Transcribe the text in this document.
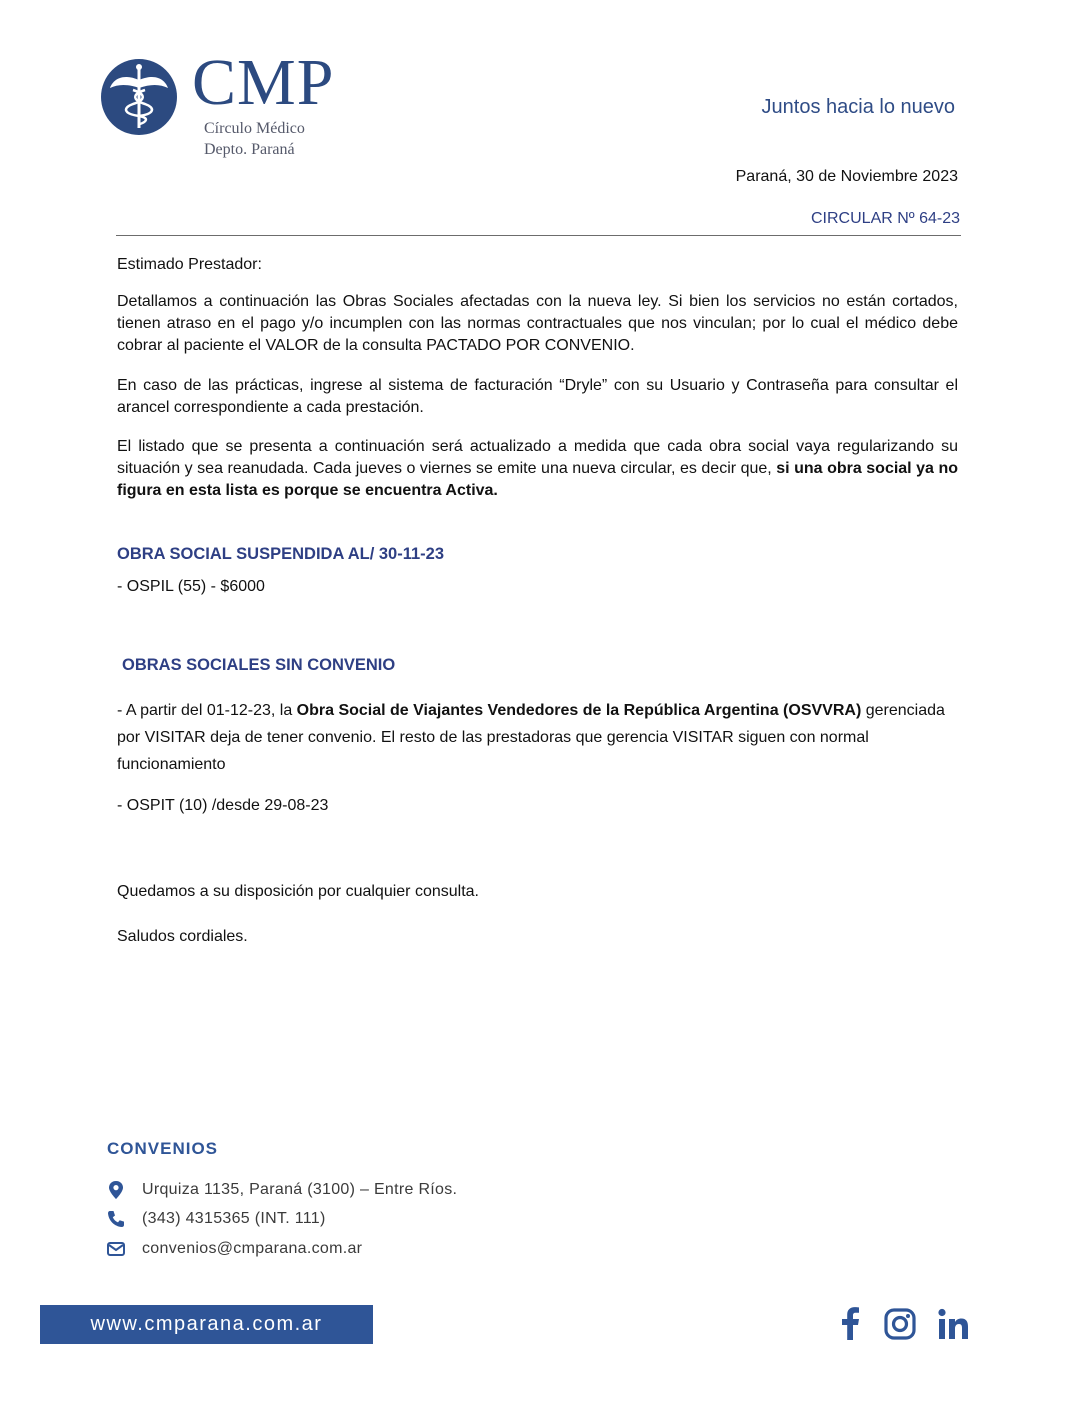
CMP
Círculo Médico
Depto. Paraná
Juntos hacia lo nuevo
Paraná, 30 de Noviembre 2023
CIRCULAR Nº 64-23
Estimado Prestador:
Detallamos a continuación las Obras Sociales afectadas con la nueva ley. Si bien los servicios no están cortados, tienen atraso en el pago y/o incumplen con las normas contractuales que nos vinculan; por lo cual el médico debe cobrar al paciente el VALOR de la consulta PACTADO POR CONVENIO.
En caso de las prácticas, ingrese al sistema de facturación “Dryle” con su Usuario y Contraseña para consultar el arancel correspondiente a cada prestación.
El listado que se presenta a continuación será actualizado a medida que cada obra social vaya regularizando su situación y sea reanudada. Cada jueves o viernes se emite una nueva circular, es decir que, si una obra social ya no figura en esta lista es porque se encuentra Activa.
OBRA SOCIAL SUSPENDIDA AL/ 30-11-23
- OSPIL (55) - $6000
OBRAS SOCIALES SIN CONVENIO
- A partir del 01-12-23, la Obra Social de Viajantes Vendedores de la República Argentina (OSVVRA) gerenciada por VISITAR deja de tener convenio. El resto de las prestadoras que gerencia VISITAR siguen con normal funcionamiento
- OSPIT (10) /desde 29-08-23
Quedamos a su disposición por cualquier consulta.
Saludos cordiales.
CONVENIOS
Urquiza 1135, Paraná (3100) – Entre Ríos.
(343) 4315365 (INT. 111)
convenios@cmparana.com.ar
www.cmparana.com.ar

☆ ☆ ☆ ☆

### WHAT THE TASK REQUIRES:
Report only how many lines in the entries contain "cmparana".

### SOLUTION TO THIS TASK:
2